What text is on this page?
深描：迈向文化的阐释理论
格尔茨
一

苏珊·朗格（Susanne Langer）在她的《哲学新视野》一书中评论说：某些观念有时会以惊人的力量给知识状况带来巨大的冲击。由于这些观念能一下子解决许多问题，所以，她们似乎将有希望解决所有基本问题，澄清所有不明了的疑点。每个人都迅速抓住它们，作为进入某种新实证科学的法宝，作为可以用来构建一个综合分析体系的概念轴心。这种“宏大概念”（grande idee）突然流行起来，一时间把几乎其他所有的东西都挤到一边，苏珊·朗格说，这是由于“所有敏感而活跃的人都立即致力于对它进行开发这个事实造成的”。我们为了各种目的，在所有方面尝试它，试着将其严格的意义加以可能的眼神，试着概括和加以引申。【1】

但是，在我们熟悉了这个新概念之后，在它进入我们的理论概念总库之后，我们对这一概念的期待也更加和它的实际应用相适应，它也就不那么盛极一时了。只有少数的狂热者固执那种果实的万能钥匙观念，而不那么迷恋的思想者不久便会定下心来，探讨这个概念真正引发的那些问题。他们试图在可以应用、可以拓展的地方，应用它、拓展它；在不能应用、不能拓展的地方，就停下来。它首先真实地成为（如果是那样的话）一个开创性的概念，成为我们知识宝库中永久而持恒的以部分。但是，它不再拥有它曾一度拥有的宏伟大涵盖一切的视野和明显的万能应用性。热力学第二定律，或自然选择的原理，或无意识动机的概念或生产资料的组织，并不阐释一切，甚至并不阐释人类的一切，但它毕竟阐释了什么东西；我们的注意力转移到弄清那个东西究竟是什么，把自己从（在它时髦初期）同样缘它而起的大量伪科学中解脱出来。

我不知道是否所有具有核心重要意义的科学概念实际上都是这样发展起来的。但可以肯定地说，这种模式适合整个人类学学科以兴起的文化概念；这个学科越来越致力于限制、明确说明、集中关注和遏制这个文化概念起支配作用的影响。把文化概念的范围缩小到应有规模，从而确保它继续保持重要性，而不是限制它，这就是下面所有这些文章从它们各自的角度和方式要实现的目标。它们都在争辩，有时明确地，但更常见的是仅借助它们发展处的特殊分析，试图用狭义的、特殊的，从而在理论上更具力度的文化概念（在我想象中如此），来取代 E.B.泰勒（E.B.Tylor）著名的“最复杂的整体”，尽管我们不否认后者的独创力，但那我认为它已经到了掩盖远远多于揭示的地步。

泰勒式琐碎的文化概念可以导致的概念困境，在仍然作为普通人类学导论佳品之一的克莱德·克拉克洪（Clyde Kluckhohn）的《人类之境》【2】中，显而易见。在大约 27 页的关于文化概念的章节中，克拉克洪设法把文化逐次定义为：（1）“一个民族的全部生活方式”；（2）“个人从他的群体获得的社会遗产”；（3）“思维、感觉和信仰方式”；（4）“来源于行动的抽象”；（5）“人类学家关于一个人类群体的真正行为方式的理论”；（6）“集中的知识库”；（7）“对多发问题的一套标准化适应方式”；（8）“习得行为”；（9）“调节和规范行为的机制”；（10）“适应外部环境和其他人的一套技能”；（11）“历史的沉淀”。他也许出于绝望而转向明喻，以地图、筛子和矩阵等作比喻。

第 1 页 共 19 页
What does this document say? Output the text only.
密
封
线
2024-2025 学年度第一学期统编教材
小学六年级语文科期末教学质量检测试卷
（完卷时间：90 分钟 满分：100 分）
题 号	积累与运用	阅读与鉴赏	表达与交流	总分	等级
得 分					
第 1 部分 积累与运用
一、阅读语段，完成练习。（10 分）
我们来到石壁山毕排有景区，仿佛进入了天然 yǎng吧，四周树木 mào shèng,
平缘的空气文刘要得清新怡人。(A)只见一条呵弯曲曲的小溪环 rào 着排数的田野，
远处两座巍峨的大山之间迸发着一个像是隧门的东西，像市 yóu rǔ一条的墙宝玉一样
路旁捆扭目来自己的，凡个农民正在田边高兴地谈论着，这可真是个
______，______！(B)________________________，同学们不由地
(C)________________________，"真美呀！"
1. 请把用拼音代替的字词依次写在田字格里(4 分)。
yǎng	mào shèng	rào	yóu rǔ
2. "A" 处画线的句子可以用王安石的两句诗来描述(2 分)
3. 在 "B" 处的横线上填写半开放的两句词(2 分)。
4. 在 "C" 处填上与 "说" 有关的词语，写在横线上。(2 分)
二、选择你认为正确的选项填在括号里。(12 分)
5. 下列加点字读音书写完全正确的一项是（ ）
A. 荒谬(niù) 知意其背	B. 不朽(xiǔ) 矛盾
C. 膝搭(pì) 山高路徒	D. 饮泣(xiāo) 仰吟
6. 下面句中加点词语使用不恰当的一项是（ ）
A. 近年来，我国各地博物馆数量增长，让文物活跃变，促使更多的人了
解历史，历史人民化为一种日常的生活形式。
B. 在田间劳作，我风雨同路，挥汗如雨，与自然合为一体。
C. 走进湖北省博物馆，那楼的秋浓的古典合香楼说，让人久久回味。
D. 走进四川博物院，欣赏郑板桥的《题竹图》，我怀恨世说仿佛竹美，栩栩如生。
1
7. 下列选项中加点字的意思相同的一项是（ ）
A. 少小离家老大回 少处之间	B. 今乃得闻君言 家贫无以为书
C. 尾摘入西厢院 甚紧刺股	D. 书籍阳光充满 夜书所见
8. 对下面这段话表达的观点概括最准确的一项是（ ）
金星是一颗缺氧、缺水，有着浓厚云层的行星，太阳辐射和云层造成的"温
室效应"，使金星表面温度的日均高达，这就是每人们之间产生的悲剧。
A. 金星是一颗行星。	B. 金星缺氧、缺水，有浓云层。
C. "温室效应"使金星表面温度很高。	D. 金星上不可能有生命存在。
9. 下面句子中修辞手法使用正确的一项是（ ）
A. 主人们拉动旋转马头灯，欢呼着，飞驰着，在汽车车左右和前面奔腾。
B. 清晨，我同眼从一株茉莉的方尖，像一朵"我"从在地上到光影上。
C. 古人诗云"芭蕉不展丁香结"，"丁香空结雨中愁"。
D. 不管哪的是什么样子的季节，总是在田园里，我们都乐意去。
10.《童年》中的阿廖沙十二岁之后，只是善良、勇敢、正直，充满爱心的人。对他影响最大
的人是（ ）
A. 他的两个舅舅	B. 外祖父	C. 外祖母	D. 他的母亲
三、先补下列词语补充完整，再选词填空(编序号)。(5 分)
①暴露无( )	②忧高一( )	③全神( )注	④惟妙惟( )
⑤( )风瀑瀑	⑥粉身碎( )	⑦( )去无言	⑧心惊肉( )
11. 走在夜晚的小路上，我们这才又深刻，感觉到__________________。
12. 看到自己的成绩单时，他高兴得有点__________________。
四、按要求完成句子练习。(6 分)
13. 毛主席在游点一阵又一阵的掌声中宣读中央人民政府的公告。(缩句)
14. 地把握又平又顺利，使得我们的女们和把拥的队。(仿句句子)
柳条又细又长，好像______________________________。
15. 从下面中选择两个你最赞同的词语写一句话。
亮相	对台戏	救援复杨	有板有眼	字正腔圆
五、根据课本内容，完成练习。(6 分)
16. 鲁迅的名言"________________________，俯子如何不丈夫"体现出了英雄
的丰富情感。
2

== Task details ==
Write out the entries above once more, without altering anything.

== Result ==
What text is on this page?
深描：迈向文化的阐释理论
格尔茨
一

苏珊·朗格（Susanne Langer）在她的《哲学新视野》一书中评论说：某些观念有时会以惊人的力量给知识状况带来巨大的冲击。由于这些观念能一下子解决许多问题，所以，她们似乎将有希望解决所有基本问题，澄清所有不明了的疑点。每个人都迅速抓住它们，作为进入某种新实证科学的法宝，作为可以用来构建一个综合分析体系的概念轴心。这种“宏大概念”（grande idee）突然流行起来，一时间把几乎其他所有的东西都挤到一边，苏珊·朗格说，这是由于“所有敏感而活跃的人都立即致力于对它进行开发这个事实造成的”。我们为了各种目的，在所有方面尝试它，试着将其严格的意义加以可能的眼神，试着概括和加以引申。【1】

但是，在我们熟悉了这个新概念之后，在它进入我们的理论概念总库之后，我们对这一概念的期待也更加和它的实际应用相适应，它也就不那么盛极一时了。只有少数的狂热者固执那种果实的万能钥匙观念，而不那么迷恋的思想者不久便会定下心来，探讨这个概念真正引发的那些问题。他们试图在可以应用、可以拓展的地方，应用它、拓展它；在不能应用、不能拓展的地方，就停下来。它首先真实地成为（如果是那样的话）一个开创性的概念，成为我们知识宝库中永久而持恒的以部分。但是，它不再拥有它曾一度拥有的宏伟大涵盖一切的视野和明显的万能应用性。热力学第二定律，或自然选择的原理，或无意识动机的概念或生产资料的组织，并不阐释一切，甚至并不阐释人类的一切，但它毕竟阐释了什么东西；我们的注意力转移到弄清那个东西究竟是什么，把自己从（在它时髦初期）同样缘它而起的大量伪科学中解脱出来。

我不知道是否所有具有核心重要意义的科学概念实际上都是这样发展起来的。但可以肯定地说，这种模式适合整个人类学学科以兴起的文化概念；这个学科越来越致力于限制、明确说明、集中关注和遏制这个文化概念起支配作用的影响。把文化概念的范围缩小到应有规模，从而确保它继续保持重要性，而不是限制它，这就是下面所有这些文章从它们各自的角度和方式要实现的目标。它们都在争辩，有时明确地，但更常见的是仅借助它们发展处的特殊分析，试图用狭义的、特殊的，从而在理论上更具力度的文化概念（在我想象中如此），来取代 E.B.泰勒（E.B.Tylor）著名的“最复杂的整体”，尽管我们不否认后者的独创力，但那我认为它已经到了掩盖远远多于揭示的地步。

泰勒式琐碎的文化概念可以导致的概念困境，在仍然作为普通人类学导论佳品之一的克莱德·克拉克洪（Clyde Kluckhohn）的《人类之境》【2】中，显而易见。在大约 27 页的关于文化概念的章节中，克拉克洪设法把文化逐次定义为：（1）“一个民族的全部生活方式”；（2）“个人从他的群体获得的社会遗产”；（3）“思维、感觉和信仰方式”；（4）“来源于行动的抽象”；（5）“人类学家关于一个人类群体的真正行为方式的理论”；（6）“集中的知识库”；（7）“对多发问题的一套标准化适应方式”；（8）“习得行为”；（9）“调节和规范行为的机制”；（10）“适应外部环境和其他人的一套技能”；（11）“历史的沉淀”。他也许出于绝望而转向明喻，以地图、筛子和矩阵等作比喻。

第 1 页 共 19 页
What does this document say? Output the text only.
密
封
线
2024-2025 学年度第一学期统编教材
小学六年级语文科期末教学质量检测试卷
（完卷时间：90 分钟 满分：100 分）
题 号	积累与运用	阅读与鉴赏	表达与交流	总分	等级
得 分					
第 1 部分 积累与运用
一、阅读语段，完成练习。（10 分）
我们来到石壁山毕排有景区，仿佛进入了天然 yǎng吧，四周树木 mào shèng,
平缘的空气文刘要得清新怡人。(A)只见一条呵弯曲曲的小溪环 rào 着排数的田野，
远处两座巍峨的大山之间迸发着一个像是隧门的东西，像市 yóu rǔ一条的墙宝玉一样
路旁捆扭目来自己的，凡个农民正在田边高兴地谈论着，这可真是个
______，______！(B)________________________，同学们不由地
(C)________________________，"真美呀！"
1. 请把用拼音代替的字词依次写在田字格里(4 分)。
yǎng	mào shèng	rào	yóu rǔ
2. "A" 处画线的句子可以用王安石的两句诗来描述(2 分)
3. 在 "B" 处的横线上填写半开放的两句词(2 分)。
4. 在 "C" 处填上与 "说" 有关的词语，写在横线上。(2 分)
二、选择你认为正确的选项填在括号里。(12 分)
5. 下列加点字读音书写完全正确的一项是（ ）
A. 荒谬(niù) 知意其背	B. 不朽(xiǔ) 矛盾
C. 膝搭(pì) 山高路徒	D. 饮泣(xiāo) 仰吟
6. 下面句中加点词语使用不恰当的一项是（ ）
A. 近年来，我国各地博物馆数量增长，让文物活跃变，促使更多的人了
解历史，历史人民化为一种日常的生活形式。
B. 在田间劳作，我风雨同路，挥汗如雨，与自然合为一体。
C. 走进湖北省博物馆，那楼的秋浓的古典合香楼说，让人久久回味。
D. 走进四川博物院，欣赏郑板桥的《题竹图》，我怀恨世说仿佛竹美，栩栩如生。
1
7. 下列选项中加点字的意思相同的一项是（ ）
A. 少小离家老大回 少处之间	B. 今乃得闻君言 家贫无以为书
C. 尾摘入西厢院 甚紧刺股	D. 书籍阳光充满 夜书所见
8. 对下面这段话表达的观点概括最准确的一项是（ ）
金星是一颗缺氧、缺水，有着浓厚云层的行星，太阳辐射和云层造成的"温
室效应"，使金星表面温度的日均高达，这就是每人们之间产生的悲剧。
A. 金星是一颗行星。	B. 金星缺氧、缺水，有浓云层。
C. "温室效应"使金星表面温度很高。	D. 金星上不可能有生命存在。
9. 下面句子中修辞手法使用正确的一项是（ ）
A. 主人们拉动旋转马头灯，欢呼着，飞驰着，在汽车车左右和前面奔腾。
B. 清晨，我同眼从一株茉莉的方尖，像一朵"我"从在地上到光影上。
C. 古人诗云"芭蕉不展丁香结"，"丁香空结雨中愁"。
D. 不管哪的是什么样子的季节，总是在田园里，我们都乐意去。
10.《童年》中的阿廖沙十二岁之后，只是善良、勇敢、正直，充满爱心的人。对他影响最大
的人是（ ）
A. 他的两个舅舅	B. 外祖父	C. 外祖母	D. 他的母亲
三、先补下列词语补充完整，再选词填空(编序号)。(5 分)
①暴露无( )	②忧高一( )	③全神( )注	④惟妙惟( )
⑤( )风瀑瀑	⑥粉身碎( )	⑦( )去无言	⑧心惊肉( )
11. 走在夜晚的小路上，我们这才又深刻，感觉到__________________。
12. 看到自己的成绩单时，他高兴得有点__________________。
四、按要求完成句子练习。(6 分)
13. 毛主席在游点一阵又一阵的掌声中宣读中央人民政府的公告。(缩句)
14. 地把握又平又顺利，使得我们的女们和把拥的队。(仿句句子)
柳条又细又长，好像______________________________。
15. 从下面中选择两个你最赞同的词语写一句话。
亮相	对台戏	救援复杨	有板有眼	字正腔圆
五、根据课本内容，完成练习。(6 分)
16. 鲁迅的名言"________________________，俯子如何不丈夫"体现出了英雄
的丰富情感。
2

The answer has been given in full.